SET PROBLEM -> Go through the entries below and count the lines holding the word "Entfernen". Reply with only the number, please.

DATA SUPPLIED ->

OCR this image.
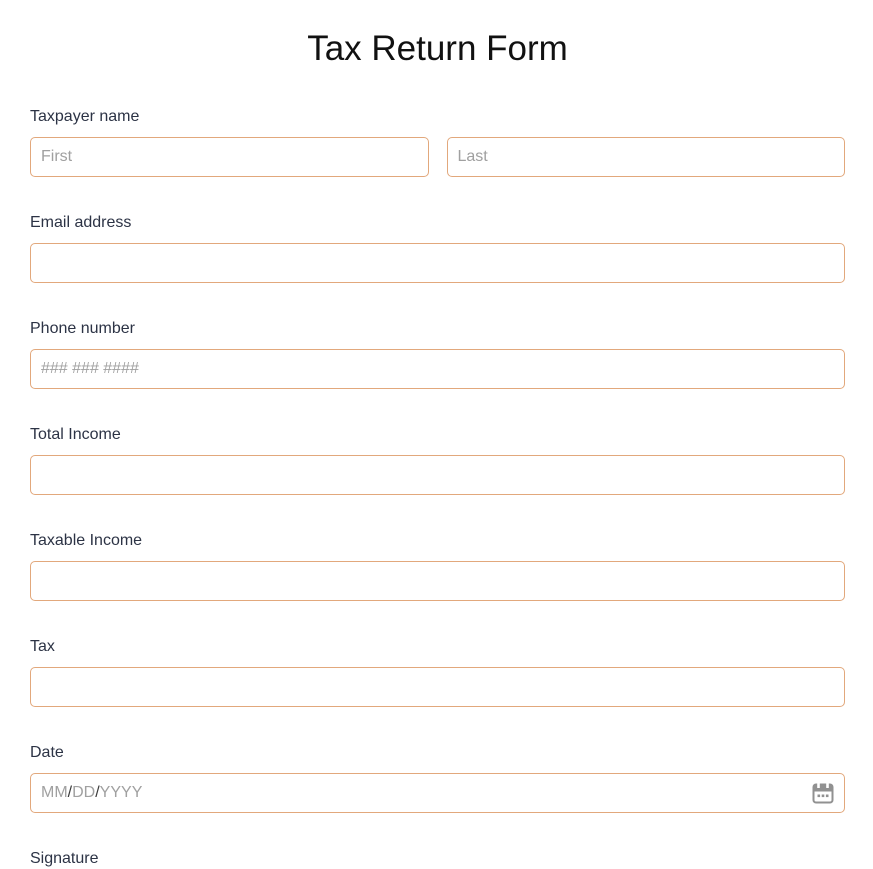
Tax Return Form
Taxpayer name
First
Last
Email address
Phone number
### ### ####
Total Income
Taxable Income
Tax
Date
MM / DD / YYYY
Signature
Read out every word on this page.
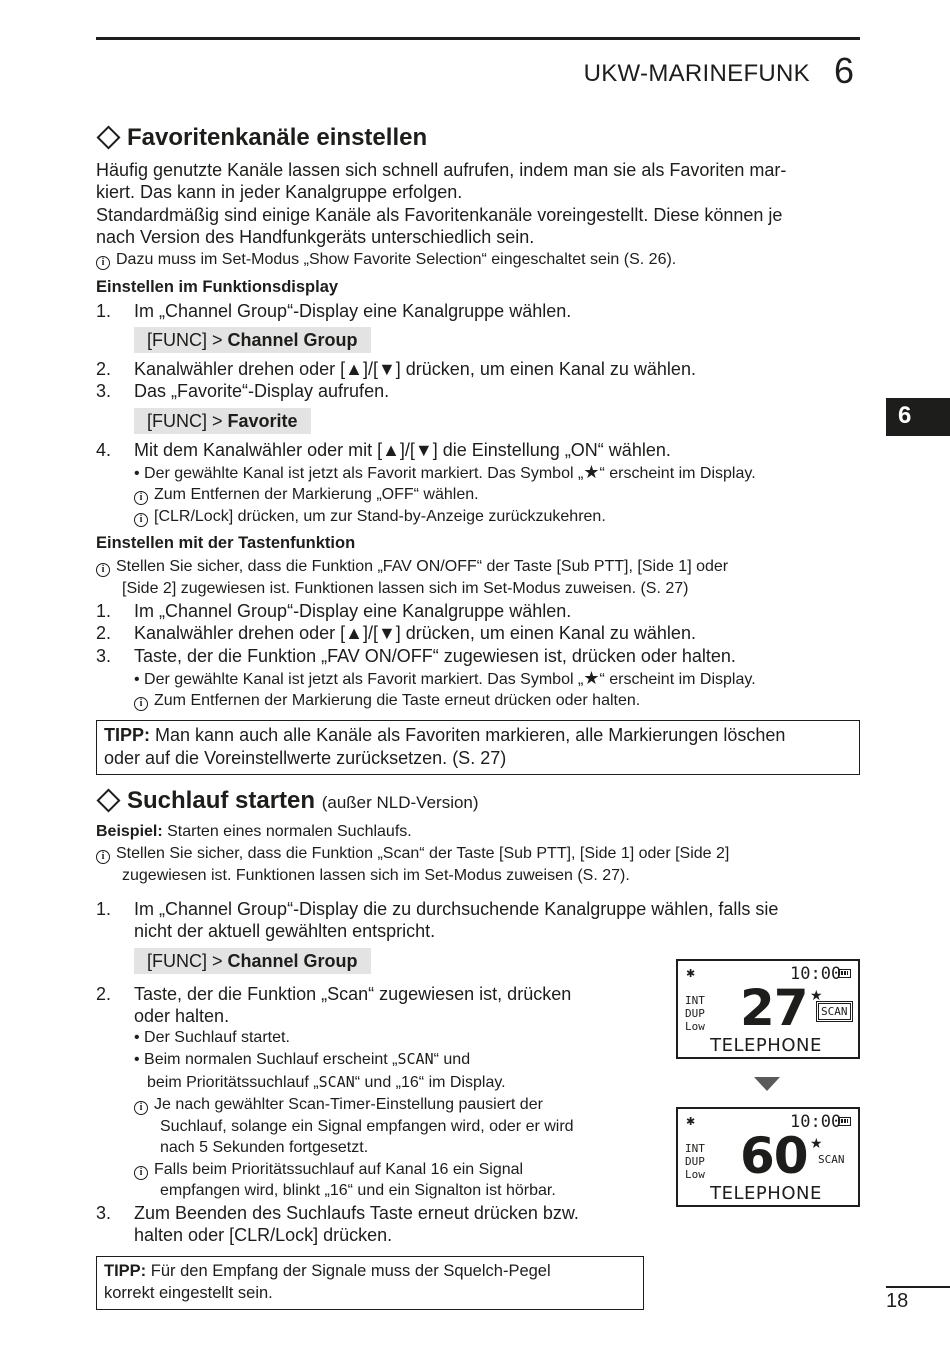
UKW-MARINEFUNK 6
6
Favoritenkanäle einstellen
Häufig genutzte Kanäle lassen sich schnell aufrufen, indem man sie als Favoriten mar-
kiert. Das kann in jeder Kanalgruppe erfolgen.
Standardmäßig sind einige Kanäle als Favoritenkanäle voreingestellt. Diese können je
nach Version des Handfunkgeräts unterschiedlich sein.
i Dazu muss im Set-Modus „Show Favorite Selection“ eingeschaltet sein (S. 26).
Einstellen im Funktionsdisplay
1. Im „Channel Group“-Display eine Kanalgruppe wählen.
[FUNC] > Channel Group
2. Kanalwähler drehen oder [▲]/[▼] drücken, um einen Kanal zu wählen.
3. Das „Favorite“-Display aufrufen.
[FUNC] > Favorite
4. Mit dem Kanalwähler oder mit [▲]/[▼] die Einstellung „ON“ wählen.
• Der gewählte Kanal ist jetzt als Favorit markiert. Das Symbol „★“ erscheint im Display.
i Zum Entfernen der Markierung „OFF“ wählen.
i [CLR/Lock] drücken, um zur Stand-by-Anzeige zurückzukehren.
Einstellen mit der Tastenfunktion
i Stellen Sie sicher, dass die Funktion „FAV ON/OFF“ der Taste [Sub PTT], [Side 1] oder
[Side 2] zugewiesen ist. Funktionen lassen sich im Set-Modus zuweisen. (S. 27)
1. Im „Channel Group“-Display eine Kanalgruppe wählen.
2. Kanalwähler drehen oder [▲]/[▼] drücken, um einen Kanal zu wählen.
3. Taste, der die Funktion „FAV ON/OFF“ zugewiesen ist, drücken oder halten.
• Der gewählte Kanal ist jetzt als Favorit markiert. Das Symbol „★“ erscheint im Display.
i Zum Entfernen der Markierung die Taste erneut drücken oder halten.
TIPP: Man kann auch alle Kanäle als Favoriten markieren, alle Markierungen löschen
oder auf die Voreinstellwerte zurücksetzen. (S. 27)
Suchlauf starten (außer NLD-Version)
Beispiel: Starten eines normalen Suchlaufs.
i Stellen Sie sicher, dass die Funktion „Scan“ der Taste [Sub PTT], [Side 1] oder [Side 2]
zugewiesen ist. Funktionen lassen sich im Set-Modus zuweisen (S. 27).
1. Im „Channel Group“-Display die zu durchsuchende Kanalgruppe wählen, falls sie
nicht der aktuell gewählten entspricht.
[FUNC] > Channel Group
2. Taste, der die Funktion „Scan“ zugewiesen ist, drücken
oder halten.
• Der Suchlauf startet.
• Beim normalen Suchlauf erscheint „SCAN“ und
beim Prioritätssuchlauf „SCAN“ und „16“ im Display.
i Je nach gewählter Scan-Timer-Einstellung pausiert der
Suchlauf, solange ein Signal empfangen wird, oder er wird
nach 5 Sekunden fortgesetzt.
i Falls beim Prioritätssuchlauf auf Kanal 16 ein Signal
empfangen wird, blinkt „16“ und ein Signalton ist hörbar.
3. Zum Beenden des Suchlaufs Taste erneut drücken bzw.
halten oder [CLR/Lock] drücken.
TIPP: Für den Empfang der Signale muss der Squelch-Pegel
korrekt eingestellt sein.
✱	10:00
INT
DUP
Low 27 ★
SCAN
TELEPHONE
✱	10:00
INT
DUP
Low 60 ★
SCAN
TELEPHONE
18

EXERCISE OUTPUT -> 2